[Records that describe figures]
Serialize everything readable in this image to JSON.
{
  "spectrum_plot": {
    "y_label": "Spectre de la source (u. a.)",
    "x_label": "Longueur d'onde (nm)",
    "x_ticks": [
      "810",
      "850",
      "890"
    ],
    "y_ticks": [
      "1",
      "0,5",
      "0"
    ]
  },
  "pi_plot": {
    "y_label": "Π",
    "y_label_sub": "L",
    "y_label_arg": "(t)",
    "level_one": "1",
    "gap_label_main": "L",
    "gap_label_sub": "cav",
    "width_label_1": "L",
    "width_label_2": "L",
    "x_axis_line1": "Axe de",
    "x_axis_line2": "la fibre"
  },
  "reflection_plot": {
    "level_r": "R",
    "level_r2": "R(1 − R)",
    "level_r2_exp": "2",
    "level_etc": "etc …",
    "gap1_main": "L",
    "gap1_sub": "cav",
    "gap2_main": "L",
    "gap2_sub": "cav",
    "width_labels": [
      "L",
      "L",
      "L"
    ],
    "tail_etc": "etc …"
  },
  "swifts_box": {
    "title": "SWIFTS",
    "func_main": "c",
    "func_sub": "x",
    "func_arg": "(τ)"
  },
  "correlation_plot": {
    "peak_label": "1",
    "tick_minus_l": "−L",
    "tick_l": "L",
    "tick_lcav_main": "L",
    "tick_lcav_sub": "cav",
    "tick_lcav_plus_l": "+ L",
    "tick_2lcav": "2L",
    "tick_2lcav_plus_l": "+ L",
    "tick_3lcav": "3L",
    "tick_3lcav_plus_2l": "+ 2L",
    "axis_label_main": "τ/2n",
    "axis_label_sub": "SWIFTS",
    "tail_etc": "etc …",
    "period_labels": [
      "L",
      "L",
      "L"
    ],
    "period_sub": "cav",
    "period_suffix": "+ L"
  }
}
---
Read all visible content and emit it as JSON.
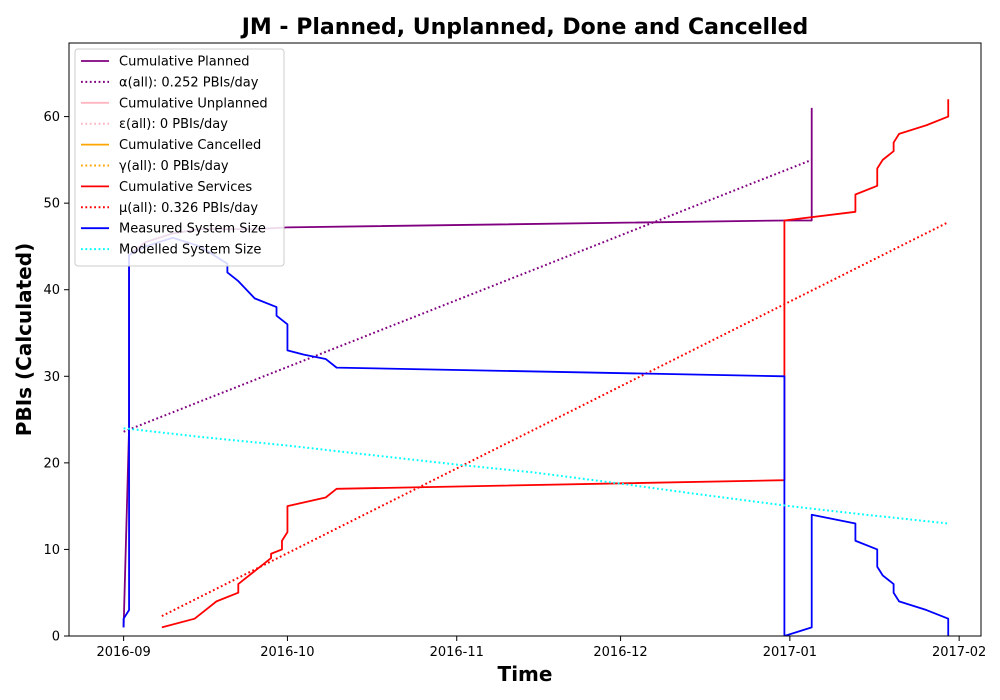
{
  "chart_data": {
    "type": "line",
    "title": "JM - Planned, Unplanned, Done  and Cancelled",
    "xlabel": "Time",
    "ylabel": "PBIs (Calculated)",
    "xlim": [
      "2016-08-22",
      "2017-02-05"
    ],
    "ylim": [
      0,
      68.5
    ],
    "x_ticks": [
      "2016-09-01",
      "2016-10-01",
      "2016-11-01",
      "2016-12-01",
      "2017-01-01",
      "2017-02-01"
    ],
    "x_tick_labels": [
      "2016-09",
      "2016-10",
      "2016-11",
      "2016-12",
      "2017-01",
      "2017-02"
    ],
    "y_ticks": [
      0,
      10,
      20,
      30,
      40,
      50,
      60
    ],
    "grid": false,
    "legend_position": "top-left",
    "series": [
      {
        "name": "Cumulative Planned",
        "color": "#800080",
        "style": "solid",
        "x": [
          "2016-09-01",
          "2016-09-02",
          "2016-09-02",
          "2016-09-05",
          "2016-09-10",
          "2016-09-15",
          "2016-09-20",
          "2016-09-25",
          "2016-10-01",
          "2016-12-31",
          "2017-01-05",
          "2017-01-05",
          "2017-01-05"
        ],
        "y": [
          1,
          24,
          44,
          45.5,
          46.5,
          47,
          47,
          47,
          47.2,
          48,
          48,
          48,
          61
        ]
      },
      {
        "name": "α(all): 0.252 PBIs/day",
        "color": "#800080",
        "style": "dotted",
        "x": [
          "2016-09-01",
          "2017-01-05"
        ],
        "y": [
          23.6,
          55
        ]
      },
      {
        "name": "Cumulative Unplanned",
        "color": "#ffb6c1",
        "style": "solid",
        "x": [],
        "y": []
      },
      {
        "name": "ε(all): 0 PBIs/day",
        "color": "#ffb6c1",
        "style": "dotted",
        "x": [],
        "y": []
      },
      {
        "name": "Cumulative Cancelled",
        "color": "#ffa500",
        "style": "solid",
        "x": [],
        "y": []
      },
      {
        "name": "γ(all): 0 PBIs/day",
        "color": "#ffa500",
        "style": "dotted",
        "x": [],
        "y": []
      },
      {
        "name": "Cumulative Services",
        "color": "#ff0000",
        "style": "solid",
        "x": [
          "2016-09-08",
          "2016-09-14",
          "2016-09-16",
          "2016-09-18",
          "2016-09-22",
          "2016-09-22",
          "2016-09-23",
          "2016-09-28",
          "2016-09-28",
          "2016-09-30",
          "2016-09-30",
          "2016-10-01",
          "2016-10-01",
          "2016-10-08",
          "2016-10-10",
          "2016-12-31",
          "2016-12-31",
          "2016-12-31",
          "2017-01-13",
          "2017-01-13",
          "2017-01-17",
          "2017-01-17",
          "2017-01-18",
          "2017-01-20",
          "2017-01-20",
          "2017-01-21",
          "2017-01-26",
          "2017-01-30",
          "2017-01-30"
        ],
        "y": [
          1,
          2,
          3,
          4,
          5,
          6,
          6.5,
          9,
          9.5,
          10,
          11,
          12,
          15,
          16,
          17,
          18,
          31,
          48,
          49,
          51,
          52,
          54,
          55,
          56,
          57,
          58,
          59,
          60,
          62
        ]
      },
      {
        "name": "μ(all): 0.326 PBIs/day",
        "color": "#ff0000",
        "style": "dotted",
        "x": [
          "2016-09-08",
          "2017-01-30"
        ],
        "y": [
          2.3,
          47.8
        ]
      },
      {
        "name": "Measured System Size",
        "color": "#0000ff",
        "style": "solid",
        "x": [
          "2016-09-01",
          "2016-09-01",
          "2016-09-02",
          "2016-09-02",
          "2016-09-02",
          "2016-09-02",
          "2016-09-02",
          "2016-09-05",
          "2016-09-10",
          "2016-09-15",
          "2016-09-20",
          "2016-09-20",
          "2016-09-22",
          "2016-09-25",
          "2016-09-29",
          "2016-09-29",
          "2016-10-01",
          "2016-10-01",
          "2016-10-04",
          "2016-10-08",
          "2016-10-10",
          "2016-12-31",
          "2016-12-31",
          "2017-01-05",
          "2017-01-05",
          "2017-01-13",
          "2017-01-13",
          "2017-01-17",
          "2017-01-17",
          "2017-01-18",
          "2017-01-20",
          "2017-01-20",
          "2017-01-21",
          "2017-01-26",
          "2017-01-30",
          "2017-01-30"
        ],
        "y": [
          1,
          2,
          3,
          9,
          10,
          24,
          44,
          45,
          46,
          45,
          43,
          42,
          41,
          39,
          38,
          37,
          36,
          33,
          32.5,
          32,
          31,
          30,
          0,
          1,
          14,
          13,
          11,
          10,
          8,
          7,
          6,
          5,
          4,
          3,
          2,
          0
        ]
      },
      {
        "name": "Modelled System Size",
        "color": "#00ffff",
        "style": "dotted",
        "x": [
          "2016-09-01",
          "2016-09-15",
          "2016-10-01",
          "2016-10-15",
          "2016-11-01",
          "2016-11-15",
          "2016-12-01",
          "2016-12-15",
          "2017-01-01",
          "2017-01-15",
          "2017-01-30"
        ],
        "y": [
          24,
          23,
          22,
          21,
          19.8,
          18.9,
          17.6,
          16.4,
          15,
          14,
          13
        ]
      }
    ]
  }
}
...
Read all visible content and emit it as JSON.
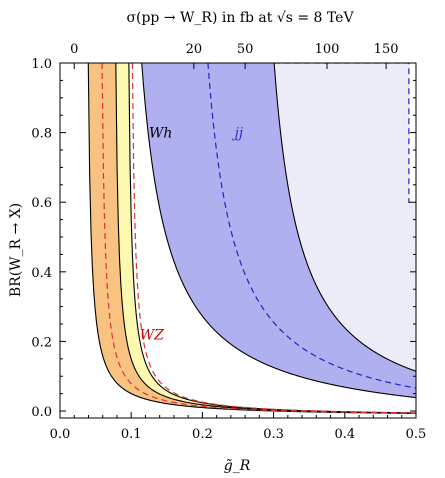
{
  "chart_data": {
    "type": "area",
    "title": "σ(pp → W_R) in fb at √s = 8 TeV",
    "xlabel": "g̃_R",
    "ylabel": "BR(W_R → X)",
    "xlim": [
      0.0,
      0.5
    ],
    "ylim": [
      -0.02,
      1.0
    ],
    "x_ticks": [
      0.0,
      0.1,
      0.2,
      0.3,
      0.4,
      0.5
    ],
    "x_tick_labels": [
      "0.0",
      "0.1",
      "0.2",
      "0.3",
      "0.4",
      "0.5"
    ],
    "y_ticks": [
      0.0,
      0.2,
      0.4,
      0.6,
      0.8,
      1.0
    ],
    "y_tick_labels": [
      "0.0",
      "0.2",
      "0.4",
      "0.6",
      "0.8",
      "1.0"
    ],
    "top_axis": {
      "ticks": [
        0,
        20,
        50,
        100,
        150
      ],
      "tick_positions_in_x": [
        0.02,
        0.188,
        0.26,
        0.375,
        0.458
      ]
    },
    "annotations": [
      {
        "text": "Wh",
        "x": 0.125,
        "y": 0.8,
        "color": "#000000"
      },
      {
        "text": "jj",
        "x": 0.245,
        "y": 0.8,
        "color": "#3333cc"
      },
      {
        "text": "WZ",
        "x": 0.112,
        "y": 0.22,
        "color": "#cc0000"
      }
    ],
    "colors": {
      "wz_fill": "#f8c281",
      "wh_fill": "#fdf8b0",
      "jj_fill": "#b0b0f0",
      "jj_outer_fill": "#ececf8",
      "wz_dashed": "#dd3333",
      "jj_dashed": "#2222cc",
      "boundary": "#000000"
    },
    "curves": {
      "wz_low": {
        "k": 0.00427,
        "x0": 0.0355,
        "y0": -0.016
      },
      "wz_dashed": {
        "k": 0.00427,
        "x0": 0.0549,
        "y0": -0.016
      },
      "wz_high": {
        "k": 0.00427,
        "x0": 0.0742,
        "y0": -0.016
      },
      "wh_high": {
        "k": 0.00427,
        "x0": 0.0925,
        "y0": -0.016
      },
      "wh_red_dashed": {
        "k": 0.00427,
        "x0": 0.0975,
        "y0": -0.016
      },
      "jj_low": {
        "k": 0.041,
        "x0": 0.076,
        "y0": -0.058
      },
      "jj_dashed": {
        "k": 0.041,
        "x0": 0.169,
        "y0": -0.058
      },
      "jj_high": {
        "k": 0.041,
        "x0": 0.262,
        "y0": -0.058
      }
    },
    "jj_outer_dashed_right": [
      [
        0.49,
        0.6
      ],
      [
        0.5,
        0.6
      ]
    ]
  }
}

> **GIVEN EXERCISE**:
Only a number is needed: how many lines of the material above contain "Size"?

> **FINAL RESULT**:
2